#### GIVEN ENTRIES:
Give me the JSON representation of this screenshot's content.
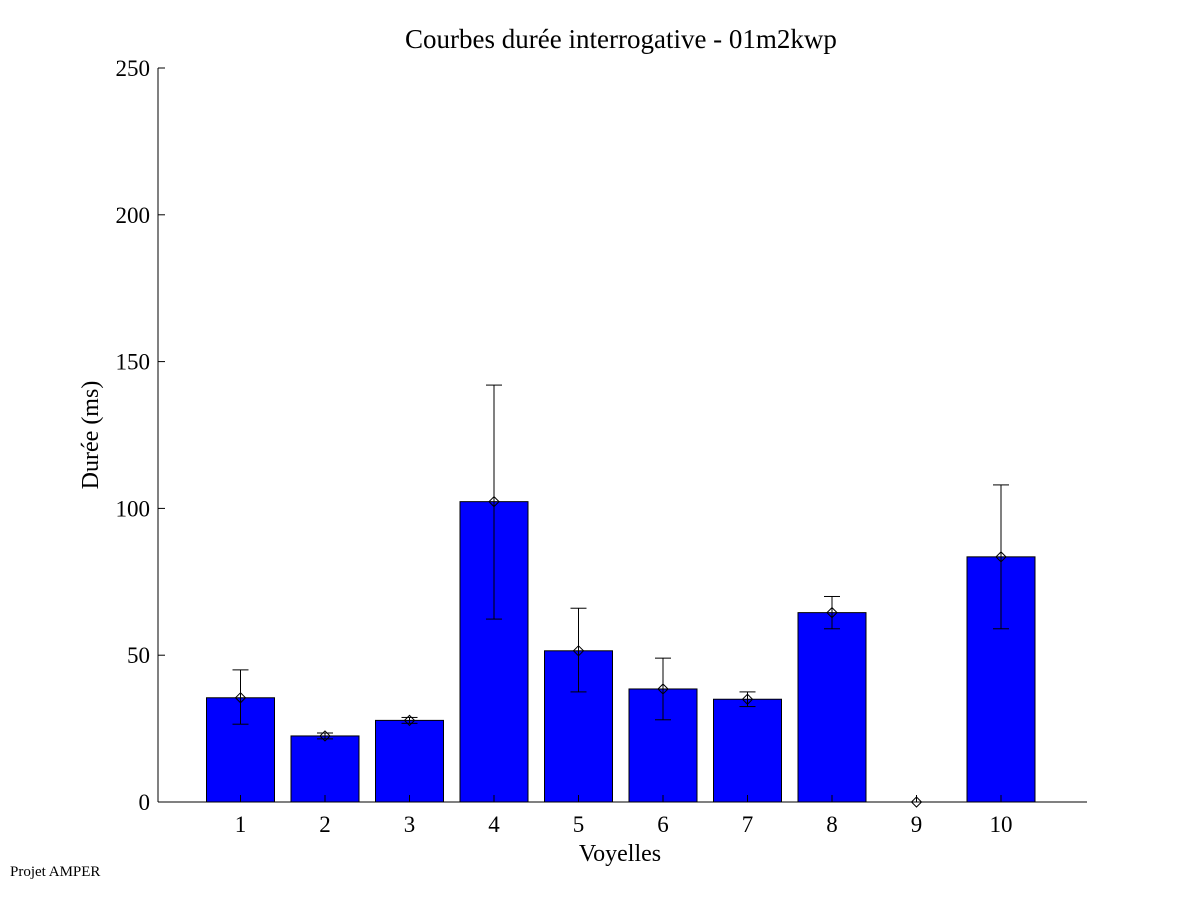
{
  "footer": {
    "label": "Projet AMPER"
  },
  "chart_data": {
    "type": "bar",
    "title": "Courbes durée interrogative - 01m2kwp",
    "xlabel": "Voyelles",
    "ylabel": "Durée (ms)",
    "categories": [
      "1",
      "2",
      "3",
      "4",
      "5",
      "6",
      "7",
      "8",
      "9",
      "10"
    ],
    "values": [
      35.5,
      22.5,
      27.8,
      102.3,
      51.5,
      38.5,
      35.0,
      64.5,
      0,
      83.5
    ],
    "error_low": [
      26.5,
      21.5,
      26.8,
      62.3,
      37.5,
      28.0,
      32.5,
      59.0,
      0,
      59.0
    ],
    "error_high": [
      45.0,
      23.5,
      28.8,
      142.0,
      66.0,
      49.0,
      37.5,
      70.0,
      0,
      108.0
    ],
    "ylim": [
      0,
      250
    ],
    "yticks": [
      "0",
      "50",
      "100",
      "150",
      "200",
      "250"
    ],
    "bar_color": "#0000ff",
    "grid": false,
    "legend": "none"
  }
}
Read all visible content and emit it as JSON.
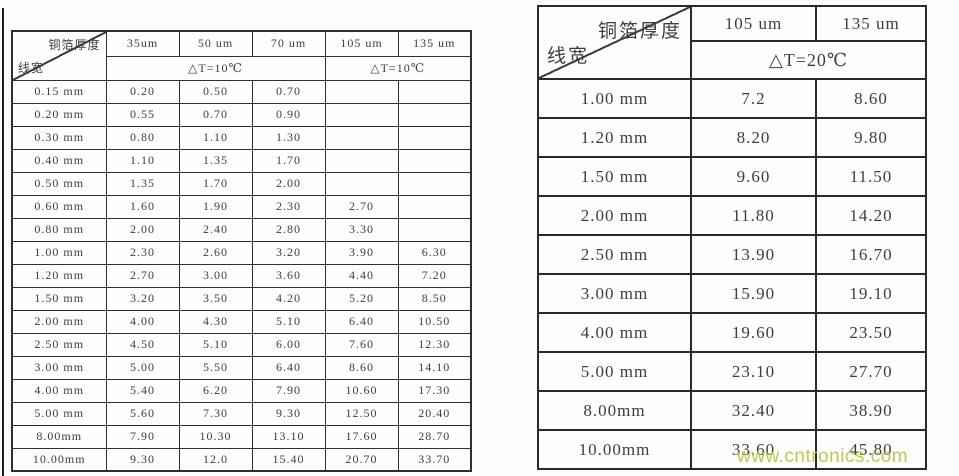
{
  "watermark": {
    "text": "www.cntronics.com",
    "color": "#b5c33c"
  },
  "left_table": {
    "corner_top_label": "铜箔厚度",
    "corner_bottom_label": "线宽",
    "columns": [
      "35um",
      "50 um",
      "70 um",
      "105 um",
      "135 um"
    ],
    "delta_groups": [
      {
        "label": "△T=10℃",
        "span": 3
      },
      {
        "label": "△T=10℃",
        "span": 2
      }
    ],
    "rows": [
      {
        "label": "0.15 mm",
        "values": [
          "0.20",
          "0.50",
          "0.70",
          "",
          ""
        ]
      },
      {
        "label": "0.20 mm",
        "values": [
          "0.55",
          "0.70",
          "0.90",
          "",
          ""
        ]
      },
      {
        "label": "0.30 mm",
        "values": [
          "0.80",
          "1.10",
          "1.30",
          "",
          ""
        ]
      },
      {
        "label": "0.40 mm",
        "values": [
          "1.10",
          "1.35",
          "1.70",
          "",
          ""
        ]
      },
      {
        "label": "0.50 mm",
        "values": [
          "1.35",
          "1.70",
          "2.00",
          "",
          ""
        ]
      },
      {
        "label": "0.60 mm",
        "values": [
          "1.60",
          "1.90",
          "2.30",
          "2.70",
          ""
        ]
      },
      {
        "label": "0.80 mm",
        "values": [
          "2.00",
          "2.40",
          "2.80",
          "3.30",
          ""
        ]
      },
      {
        "label": "1.00 mm",
        "values": [
          "2.30",
          "2.60",
          "3.20",
          "3.90",
          "6.30"
        ]
      },
      {
        "label": "1.20 mm",
        "values": [
          "2.70",
          "3.00",
          "3.60",
          "4.40",
          "7.20"
        ]
      },
      {
        "label": "1.50 mm",
        "values": [
          "3.20",
          "3.50",
          "4.20",
          "5.20",
          "8.50"
        ]
      },
      {
        "label": "2.00 mm",
        "values": [
          "4.00",
          "4.30",
          "5.10",
          "6.40",
          "10.50"
        ]
      },
      {
        "label": "2.50 mm",
        "values": [
          "4.50",
          "5.10",
          "6.00",
          "7.60",
          "12.30"
        ]
      },
      {
        "label": "3.00 mm",
        "values": [
          "5.00",
          "5.50",
          "6.40",
          "8.60",
          "14.10"
        ]
      },
      {
        "label": "4.00 mm",
        "values": [
          "5.40",
          "6.20",
          "7.90",
          "10.60",
          "17.30"
        ]
      },
      {
        "label": "5.00 mm",
        "values": [
          "5.60",
          "7.30",
          "9.30",
          "12.50",
          "20.40"
        ]
      },
      {
        "label": "8.00mm",
        "values": [
          "7.90",
          "10.30",
          "13.10",
          "17.60",
          "28.70"
        ]
      },
      {
        "label": "10.00mm",
        "values": [
          "9.30",
          "12.0",
          "15.40",
          "20.70",
          "33.70"
        ]
      }
    ]
  },
  "right_table": {
    "corner_top_label": "铜箔厚度",
    "corner_bottom_label": "线宽",
    "columns": [
      "105 um",
      "135 um"
    ],
    "delta_groups": [
      {
        "label": "△T=20℃",
        "span": 2
      }
    ],
    "rows": [
      {
        "label": "1.00 mm",
        "values": [
          "7.2",
          "8.60"
        ]
      },
      {
        "label": "1.20 mm",
        "values": [
          "8.20",
          "9.80"
        ]
      },
      {
        "label": "1.50 mm",
        "values": [
          "9.60",
          "11.50"
        ]
      },
      {
        "label": "2.00 mm",
        "values": [
          "11.80",
          "14.20"
        ]
      },
      {
        "label": "2.50 mm",
        "values": [
          "13.90",
          "16.70"
        ]
      },
      {
        "label": "3.00 mm",
        "values": [
          "15.90",
          "19.10"
        ]
      },
      {
        "label": "4.00 mm",
        "values": [
          "19.60",
          "23.50"
        ]
      },
      {
        "label": "5.00 mm",
        "values": [
          "23.10",
          "27.70"
        ]
      },
      {
        "label": "8.00mm",
        "values": [
          "32.40",
          "38.90"
        ]
      },
      {
        "label": "10.00mm",
        "values": [
          "33.60",
          "45.80"
        ]
      }
    ]
  }
}
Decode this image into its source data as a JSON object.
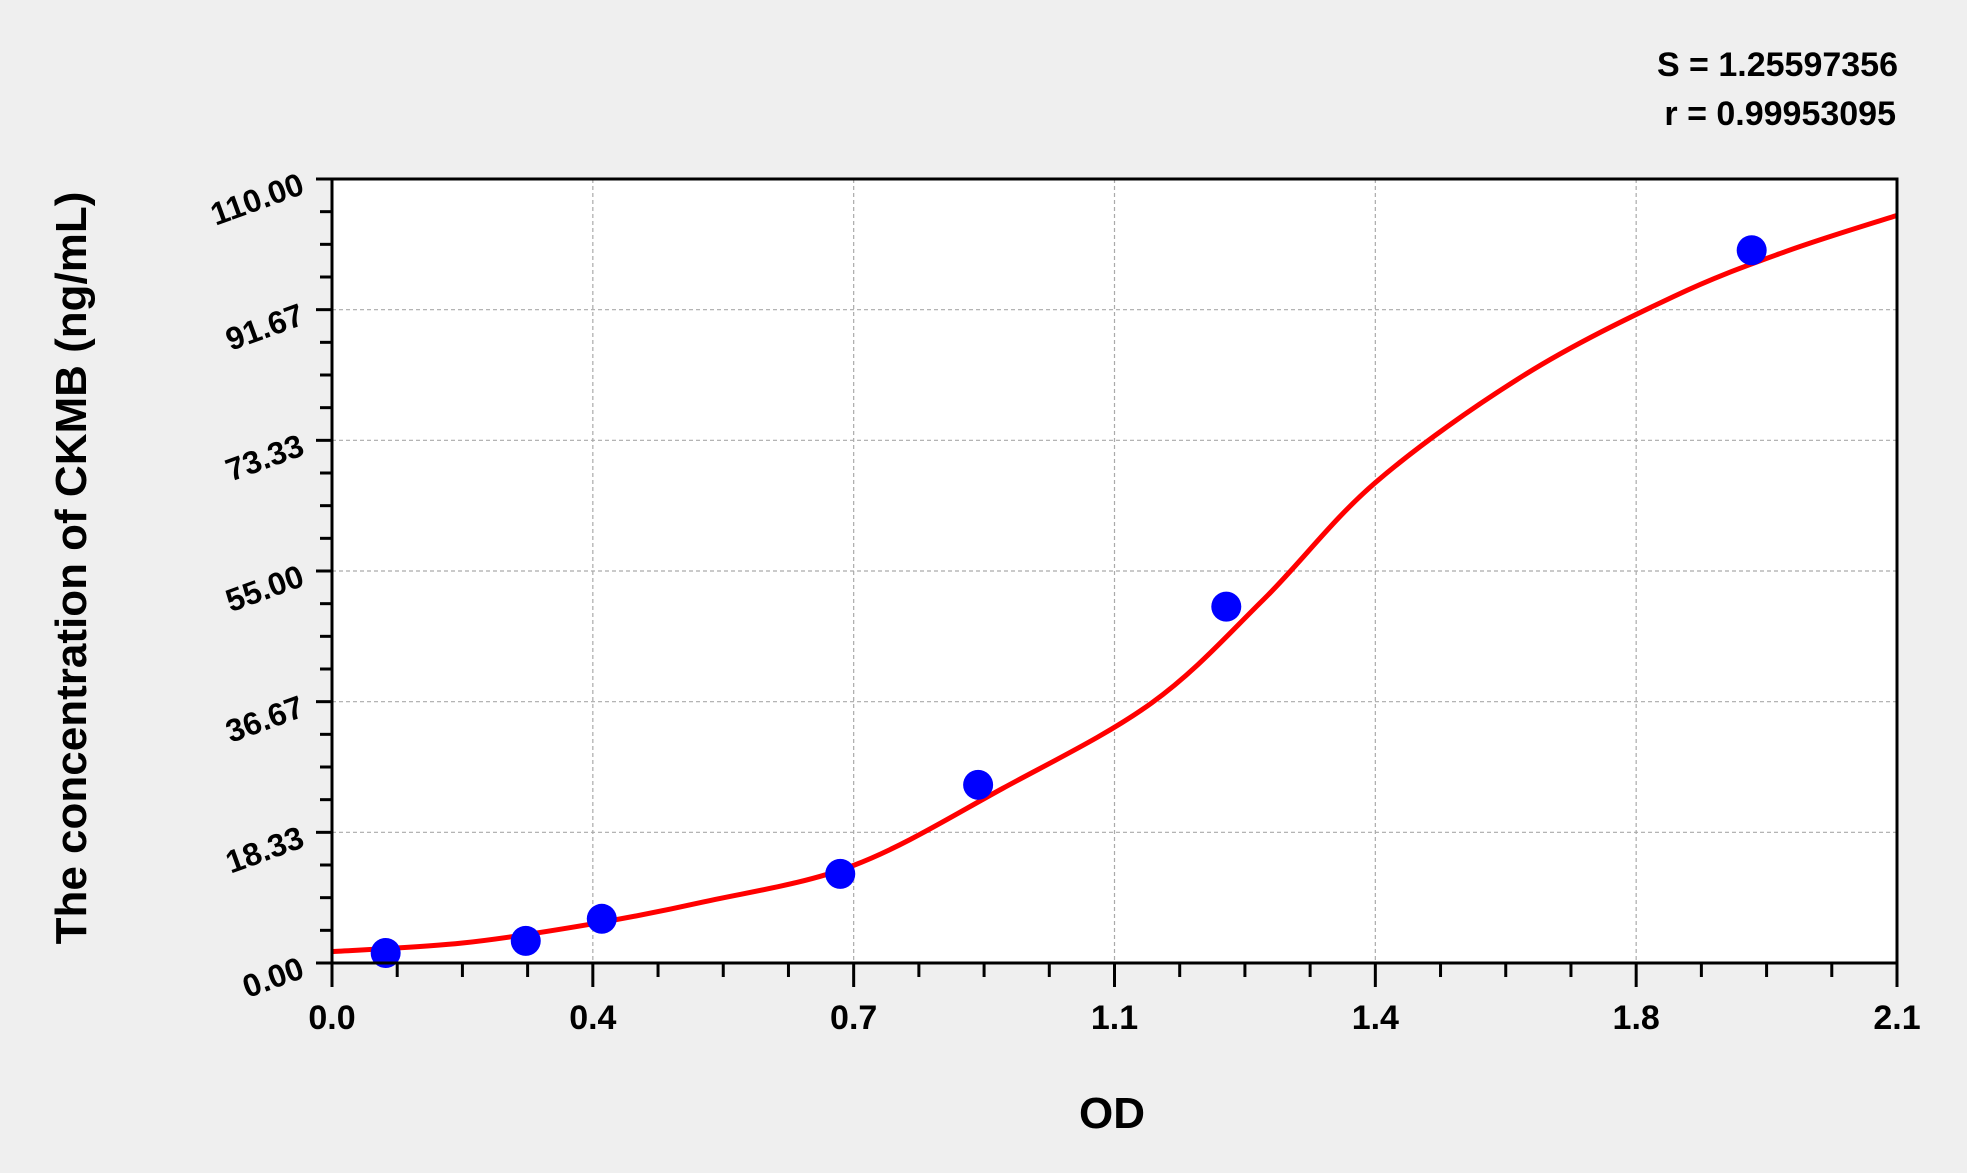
{
  "chart_data": {
    "type": "scatter",
    "title": "",
    "xlabel": "OD",
    "ylabel": "The concentration of CKMB (ng/mL)",
    "xlim": [
      0,
      2.1
    ],
    "ylim": [
      0,
      110
    ],
    "x_ticks": [
      "0.0",
      "0.4",
      "0.7",
      "1.1",
      "1.4",
      "1.8",
      "2.1"
    ],
    "y_ticks": [
      "0.00",
      "18.33",
      "36.67",
      "55.00",
      "73.33",
      "91.67",
      "110.00"
    ],
    "grid": true,
    "annotations": [
      "S = 1.25597356",
      "r = 0.99953095"
    ],
    "colors": {
      "points": "#0000ff",
      "curve": "#ff0000",
      "background": "#efefef",
      "plot": "#ffffff"
    },
    "points": {
      "x": [
        0.072,
        0.26,
        0.362,
        0.682,
        0.867,
        1.2,
        1.905
      ],
      "y": [
        1.4,
        3.1,
        6.2,
        12.5,
        25.0,
        50.0,
        100.0
      ]
    },
    "fit_curve": {
      "x": [
        0,
        0.175,
        0.35,
        0.5,
        0.7,
        0.9,
        1.1,
        1.25,
        1.4,
        1.6,
        1.8,
        1.95,
        2.1
      ],
      "y": [
        1.6,
        2.8,
        5.5,
        8.6,
        13.7,
        24.5,
        36.5,
        51.0,
        67.4,
        82.5,
        93.5,
        99.8,
        104.9
      ]
    }
  }
}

#### INSTRUCTIONS FOR THE TASK:
Quote the data exactly, leaving every image out of the copy.

#### FULL OUTPUT:
Give me the JSON representation of this screenshot's content.
{
  "footer": {
    "label": "Projet AMPER"
  },
  "chart_data": {
    "type": "bar",
    "title": "Courbes durée interrogative - 01m2kwp",
    "xlabel": "Voyelles",
    "ylabel": "Durée (ms)",
    "categories": [
      "1",
      "2",
      "3",
      "4",
      "5",
      "6",
      "7",
      "8",
      "9",
      "10"
    ],
    "values": [
      35.5,
      22.5,
      27.8,
      102.3,
      51.5,
      38.5,
      35.0,
      64.5,
      0,
      83.5
    ],
    "error_low": [
      26.5,
      21.5,
      26.8,
      62.3,
      37.5,
      28.0,
      32.5,
      59.0,
      0,
      59.0
    ],
    "error_high": [
      45.0,
      23.5,
      28.8,
      142.0,
      66.0,
      49.0,
      37.5,
      70.0,
      0,
      108.0
    ],
    "ylim": [
      0,
      250
    ],
    "yticks": [
      "0",
      "50",
      "100",
      "150",
      "200",
      "250"
    ],
    "bar_color": "#0000ff",
    "grid": false,
    "legend": "none"
  }
}
Read all visible content and emit it as JSON.
{
  "watermark": {
    "text": "www.cntronics.com",
    "color": "#b5c33c"
  },
  "left_table": {
    "corner_top_label": "铜箔厚度",
    "corner_bottom_label": "线宽",
    "columns": [
      "35um",
      "50 um",
      "70 um",
      "105 um",
      "135 um"
    ],
    "delta_groups": [
      {
        "label": "△T=10℃",
        "span": 3
      },
      {
        "label": "△T=10℃",
        "span": 2
      }
    ],
    "rows": [
      {
        "label": "0.15 mm",
        "values": [
          "0.20",
          "0.50",
          "0.70",
          "",
          ""
        ]
      },
      {
        "label": "0.20 mm",
        "values": [
          "0.55",
          "0.70",
          "0.90",
          "",
          ""
        ]
      },
      {
        "label": "0.30 mm",
        "values": [
          "0.80",
          "1.10",
          "1.30",
          "",
          ""
        ]
      },
      {
        "label": "0.40 mm",
        "values": [
          "1.10",
          "1.35",
          "1.70",
          "",
          ""
        ]
      },
      {
        "label": "0.50 mm",
        "values": [
          "1.35",
          "1.70",
          "2.00",
          "",
          ""
        ]
      },
      {
        "label": "0.60 mm",
        "values": [
          "1.60",
          "1.90",
          "2.30",
          "2.70",
          ""
        ]
      },
      {
        "label": "0.80 mm",
        "values": [
          "2.00",
          "2.40",
          "2.80",
          "3.30",
          ""
        ]
      },
      {
        "label": "1.00 mm",
        "values": [
          "2.30",
          "2.60",
          "3.20",
          "3.90",
          "6.30"
        ]
      },
      {
        "label": "1.20 mm",
        "values": [
          "2.70",
          "3.00",
          "3.60",
          "4.40",
          "7.20"
        ]
      },
      {
        "label": "1.50 mm",
        "values": [
          "3.20",
          "3.50",
          "4.20",
          "5.20",
          "8.50"
        ]
      },
      {
        "label": "2.00 mm",
        "values": [
          "4.00",
          "4.30",
          "5.10",
          "6.40",
          "10.50"
        ]
      },
      {
        "label": "2.50 mm",
        "values": [
          "4.50",
          "5.10",
          "6.00",
          "7.60",
          "12.30"
        ]
      },
      {
        "label": "3.00 mm",
        "values": [
          "5.00",
          "5.50",
          "6.40",
          "8.60",
          "14.10"
        ]
      },
      {
        "label": "4.00 mm",
        "values": [
          "5.40",
          "6.20",
          "7.90",
          "10.60",
          "17.30"
        ]
      },
      {
        "label": "5.00 mm",
        "values": [
          "5.60",
          "7.30",
          "9.30",
          "12.50",
          "20.40"
        ]
      },
      {
        "label": "8.00mm",
        "values": [
          "7.90",
          "10.30",
          "13.10",
          "17.60",
          "28.70"
        ]
      },
      {
        "label": "10.00mm",
        "values": [
          "9.30",
          "12.0",
          "15.40",
          "20.70",
          "33.70"
        ]
      }
    ]
  },
  "right_table": {
    "corner_top_label": "铜箔厚度",
    "corner_bottom_label": "线宽",
    "columns": [
      "105 um",
      "135 um"
    ],
    "delta_groups": [
      {
        "label": "△T=20℃",
        "span": 2
      }
    ],
    "rows": [
      {
        "label": "1.00 mm",
        "values": [
          "7.2",
          "8.60"
        ]
      },
      {
        "label": "1.20 mm",
        "values": [
          "8.20",
          "9.80"
        ]
      },
      {
        "label": "1.50 mm",
        "values": [
          "9.60",
          "11.50"
        ]
      },
      {
        "label": "2.00 mm",
        "values": [
          "11.80",
          "14.20"
        ]
      },
      {
        "label": "2.50 mm",
        "values": [
          "13.90",
          "16.70"
        ]
      },
      {
        "label": "3.00 mm",
        "values": [
          "15.90",
          "19.10"
        ]
      },
      {
        "label": "4.00 mm",
        "values": [
          "19.60",
          "23.50"
        ]
      },
      {
        "label": "5.00 mm",
        "values": [
          "23.10",
          "27.70"
        ]
      },
      {
        "label": "8.00mm",
        "values": [
          "32.40",
          "38.90"
        ]
      },
      {
        "label": "10.00mm",
        "values": [
          "33.60",
          "45.80"
        ]
      }
    ]
  }
}
Decode this image into its source data as a JSON object.
{
  "chart_data": {
    "type": "scatter",
    "title": "",
    "xlabel": "OD",
    "ylabel": "The concentration of CKMB (ng/mL)",
    "xlim": [
      0,
      2.1
    ],
    "ylim": [
      0,
      110
    ],
    "x_ticks": [
      "0.0",
      "0.4",
      "0.7",
      "1.1",
      "1.4",
      "1.8",
      "2.1"
    ],
    "y_ticks": [
      "0.00",
      "18.33",
      "36.67",
      "55.00",
      "73.33",
      "91.67",
      "110.00"
    ],
    "grid": true,
    "annotations": [
      "S = 1.25597356",
      "r = 0.99953095"
    ],
    "colors": {
      "points": "#0000ff",
      "curve": "#ff0000",
      "background": "#efefef",
      "plot": "#ffffff"
    },
    "points": {
      "x": [
        0.072,
        0.26,
        0.362,
        0.682,
        0.867,
        1.2,
        1.905
      ],
      "y": [
        1.4,
        3.1,
        6.2,
        12.5,
        25.0,
        50.0,
        100.0
      ]
    },
    "fit_curve": {
      "x": [
        0,
        0.175,
        0.35,
        0.5,
        0.7,
        0.9,
        1.1,
        1.25,
        1.4,
        1.6,
        1.8,
        1.95,
        2.1
      ],
      "y": [
        1.6,
        2.8,
        5.5,
        8.6,
        13.7,
        24.5,
        36.5,
        51.0,
        67.4,
        82.5,
        93.5,
        99.8,
        104.9
      ]
    }
  }
}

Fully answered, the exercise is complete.